** DIRECTION **
Nothing should be left out: output all of the entries exactly.

• • • • •

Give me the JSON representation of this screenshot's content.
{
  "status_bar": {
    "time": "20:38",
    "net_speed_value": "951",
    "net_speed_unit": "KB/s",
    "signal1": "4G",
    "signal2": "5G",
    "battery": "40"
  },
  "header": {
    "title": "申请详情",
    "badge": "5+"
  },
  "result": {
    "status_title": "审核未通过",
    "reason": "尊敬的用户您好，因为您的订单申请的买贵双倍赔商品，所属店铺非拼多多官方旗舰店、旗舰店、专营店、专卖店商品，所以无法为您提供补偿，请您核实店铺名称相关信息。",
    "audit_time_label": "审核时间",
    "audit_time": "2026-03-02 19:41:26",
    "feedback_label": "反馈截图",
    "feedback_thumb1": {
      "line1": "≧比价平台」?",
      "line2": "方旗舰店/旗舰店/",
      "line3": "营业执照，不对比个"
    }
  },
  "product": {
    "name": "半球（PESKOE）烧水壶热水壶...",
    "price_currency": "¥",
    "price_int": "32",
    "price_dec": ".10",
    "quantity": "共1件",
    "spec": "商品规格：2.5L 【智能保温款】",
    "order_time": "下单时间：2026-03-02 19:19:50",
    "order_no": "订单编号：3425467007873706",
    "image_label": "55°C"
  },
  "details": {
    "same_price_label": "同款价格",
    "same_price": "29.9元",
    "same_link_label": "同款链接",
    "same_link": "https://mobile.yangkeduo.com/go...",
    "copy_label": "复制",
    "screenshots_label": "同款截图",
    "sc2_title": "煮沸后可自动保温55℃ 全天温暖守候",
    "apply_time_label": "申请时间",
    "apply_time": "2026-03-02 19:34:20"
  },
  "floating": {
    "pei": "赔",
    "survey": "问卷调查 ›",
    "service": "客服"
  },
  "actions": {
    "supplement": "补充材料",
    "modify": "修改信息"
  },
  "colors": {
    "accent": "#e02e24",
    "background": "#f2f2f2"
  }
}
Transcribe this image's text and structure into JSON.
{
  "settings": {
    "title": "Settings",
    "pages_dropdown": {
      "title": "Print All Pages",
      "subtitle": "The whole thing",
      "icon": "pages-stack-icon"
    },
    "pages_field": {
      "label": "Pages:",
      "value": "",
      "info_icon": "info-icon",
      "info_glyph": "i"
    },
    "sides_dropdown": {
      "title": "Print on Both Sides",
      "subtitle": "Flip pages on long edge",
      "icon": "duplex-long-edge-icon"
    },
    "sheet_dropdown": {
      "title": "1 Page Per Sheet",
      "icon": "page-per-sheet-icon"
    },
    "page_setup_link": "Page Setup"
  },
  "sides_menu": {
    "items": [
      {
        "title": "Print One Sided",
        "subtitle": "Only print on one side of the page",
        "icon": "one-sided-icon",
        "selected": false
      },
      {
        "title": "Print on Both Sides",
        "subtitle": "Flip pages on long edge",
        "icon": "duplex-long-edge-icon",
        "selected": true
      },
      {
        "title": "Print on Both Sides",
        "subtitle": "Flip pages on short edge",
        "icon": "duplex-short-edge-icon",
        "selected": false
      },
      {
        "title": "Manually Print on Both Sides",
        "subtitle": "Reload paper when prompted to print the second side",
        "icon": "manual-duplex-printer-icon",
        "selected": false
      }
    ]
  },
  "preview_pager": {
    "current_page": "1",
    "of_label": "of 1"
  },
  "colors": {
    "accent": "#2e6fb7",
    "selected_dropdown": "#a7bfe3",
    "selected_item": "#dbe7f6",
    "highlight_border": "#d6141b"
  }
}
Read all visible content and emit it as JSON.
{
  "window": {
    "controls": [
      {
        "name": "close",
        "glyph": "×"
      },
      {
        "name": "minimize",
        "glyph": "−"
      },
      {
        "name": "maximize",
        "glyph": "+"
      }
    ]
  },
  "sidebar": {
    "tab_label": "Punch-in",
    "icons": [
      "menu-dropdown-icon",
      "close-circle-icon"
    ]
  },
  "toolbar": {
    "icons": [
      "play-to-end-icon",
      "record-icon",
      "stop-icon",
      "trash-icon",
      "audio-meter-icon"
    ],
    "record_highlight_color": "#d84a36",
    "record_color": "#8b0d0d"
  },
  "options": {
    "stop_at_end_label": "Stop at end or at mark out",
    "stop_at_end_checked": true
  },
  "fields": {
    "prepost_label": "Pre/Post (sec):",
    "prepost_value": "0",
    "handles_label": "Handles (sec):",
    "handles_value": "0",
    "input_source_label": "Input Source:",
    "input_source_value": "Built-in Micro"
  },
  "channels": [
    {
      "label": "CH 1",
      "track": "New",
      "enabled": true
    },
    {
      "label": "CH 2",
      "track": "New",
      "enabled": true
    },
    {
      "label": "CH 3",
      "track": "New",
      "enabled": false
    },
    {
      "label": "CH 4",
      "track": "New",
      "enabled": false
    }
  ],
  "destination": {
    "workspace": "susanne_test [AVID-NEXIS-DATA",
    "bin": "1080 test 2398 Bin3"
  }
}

• • • • •

** OUTPUT FOR THIS EXERCISE **
Give me the JSON representation of this screenshot's content.
{
  "status_bar": {
    "time": "20:38",
    "net_speed_value": "951",
    "net_speed_unit": "KB/s",
    "signal1": "4G",
    "signal2": "5G",
    "battery": "40"
  },
  "header": {
    "title": "申请详情",
    "badge": "5+"
  },
  "result": {
    "status_title": "审核未通过",
    "reason": "尊敬的用户您好，因为您的订单申请的买贵双倍赔商品，所属店铺非拼多多官方旗舰店、旗舰店、专营店、专卖店商品，所以无法为您提供补偿，请您核实店铺名称相关信息。",
    "audit_time_label": "审核时间",
    "audit_time": "2026-03-02 19:41:26",
    "feedback_label": "反馈截图",
    "feedback_thumb1": {
      "line1": "≧比价平台」?",
      "line2": "方旗舰店/旗舰店/",
      "line3": "营业执照，不对比个"
    }
  },
  "product": {
    "name": "半球（PESKOE）烧水壶热水壶...",
    "price_currency": "¥",
    "price_int": "32",
    "price_dec": ".10",
    "quantity": "共1件",
    "spec": "商品规格：2.5L 【智能保温款】",
    "order_time": "下单时间：2026-03-02 19:19:50",
    "order_no": "订单编号：3425467007873706",
    "image_label": "55°C"
  },
  "details": {
    "same_price_label": "同款价格",
    "same_price": "29.9元",
    "same_link_label": "同款链接",
    "same_link": "https://mobile.yangkeduo.com/go...",
    "copy_label": "复制",
    "screenshots_label": "同款截图",
    "sc2_title": "煮沸后可自动保温55℃ 全天温暖守候",
    "apply_time_label": "申请时间",
    "apply_time": "2026-03-02 19:34:20"
  },
  "floating": {
    "pei": "赔",
    "survey": "问卷调查 ›",
    "service": "客服"
  },
  "actions": {
    "supplement": "补充材料",
    "modify": "修改信息"
  },
  "colors": {
    "accent": "#e02e24",
    "background": "#f2f2f2"
  }
}
Transcribe this image's text and structure into JSON.
{
  "settings": {
    "title": "Settings",
    "pages_dropdown": {
      "title": "Print All Pages",
      "subtitle": "The whole thing",
      "icon": "pages-stack-icon"
    },
    "pages_field": {
      "label": "Pages:",
      "value": "",
      "info_icon": "info-icon",
      "info_glyph": "i"
    },
    "sides_dropdown": {
      "title": "Print on Both Sides",
      "subtitle": "Flip pages on long edge",
      "icon": "duplex-long-edge-icon"
    },
    "sheet_dropdown": {
      "title": "1 Page Per Sheet",
      "icon": "page-per-sheet-icon"
    },
    "page_setup_link": "Page Setup"
  },
  "sides_menu": {
    "items": [
      {
        "title": "Print One Sided",
        "subtitle": "Only print on one side of the page",
        "icon": "one-sided-icon",
        "selected": false
      },
      {
        "title": "Print on Both Sides",
        "subtitle": "Flip pages on long edge",
        "icon": "duplex-long-edge-icon",
        "selected": true
      },
      {
        "title": "Print on Both Sides",
        "subtitle": "Flip pages on short edge",
        "icon": "duplex-short-edge-icon",
        "selected": false
      },
      {
        "title": "Manually Print on Both Sides",
        "subtitle": "Reload paper when prompted to print the second side",
        "icon": "manual-duplex-printer-icon",
        "selected": false
      }
    ]
  },
  "preview_pager": {
    "current_page": "1",
    "of_label": "of 1"
  },
  "colors": {
    "accent": "#2e6fb7",
    "selected_dropdown": "#a7bfe3",
    "selected_item": "#dbe7f6",
    "highlight_border": "#d6141b"
  }
}
Read all visible content and emit it as JSON.
{
  "window": {
    "controls": [
      {
        "name": "close",
        "glyph": "×"
      },
      {
        "name": "minimize",
        "glyph": "−"
      },
      {
        "name": "maximize",
        "glyph": "+"
      }
    ]
  },
  "sidebar": {
    "tab_label": "Punch-in",
    "icons": [
      "menu-dropdown-icon",
      "close-circle-icon"
    ]
  },
  "toolbar": {
    "icons": [
      "play-to-end-icon",
      "record-icon",
      "stop-icon",
      "trash-icon",
      "audio-meter-icon"
    ],
    "record_highlight_color": "#d84a36",
    "record_color": "#8b0d0d"
  },
  "options": {
    "stop_at_end_label": "Stop at end or at mark out",
    "stop_at_end_checked": true
  },
  "fields": {
    "prepost_label": "Pre/Post (sec):",
    "prepost_value": "0",
    "handles_label": "Handles (sec):",
    "handles_value": "0",
    "input_source_label": "Input Source:",
    "input_source_value": "Built-in Micro"
  },
  "channels": [
    {
      "label": "CH 1",
      "track": "New",
      "enabled": true
    },
    {
      "label": "CH 2",
      "track": "New",
      "enabled": true
    },
    {
      "label": "CH 3",
      "track": "New",
      "enabled": false
    },
    {
      "label": "CH 4",
      "track": "New",
      "enabled": false
    }
  ],
  "destination": {
    "workspace": "susanne_test [AVID-NEXIS-DATA",
    "bin": "1080 test 2398 Bin3"
  }
}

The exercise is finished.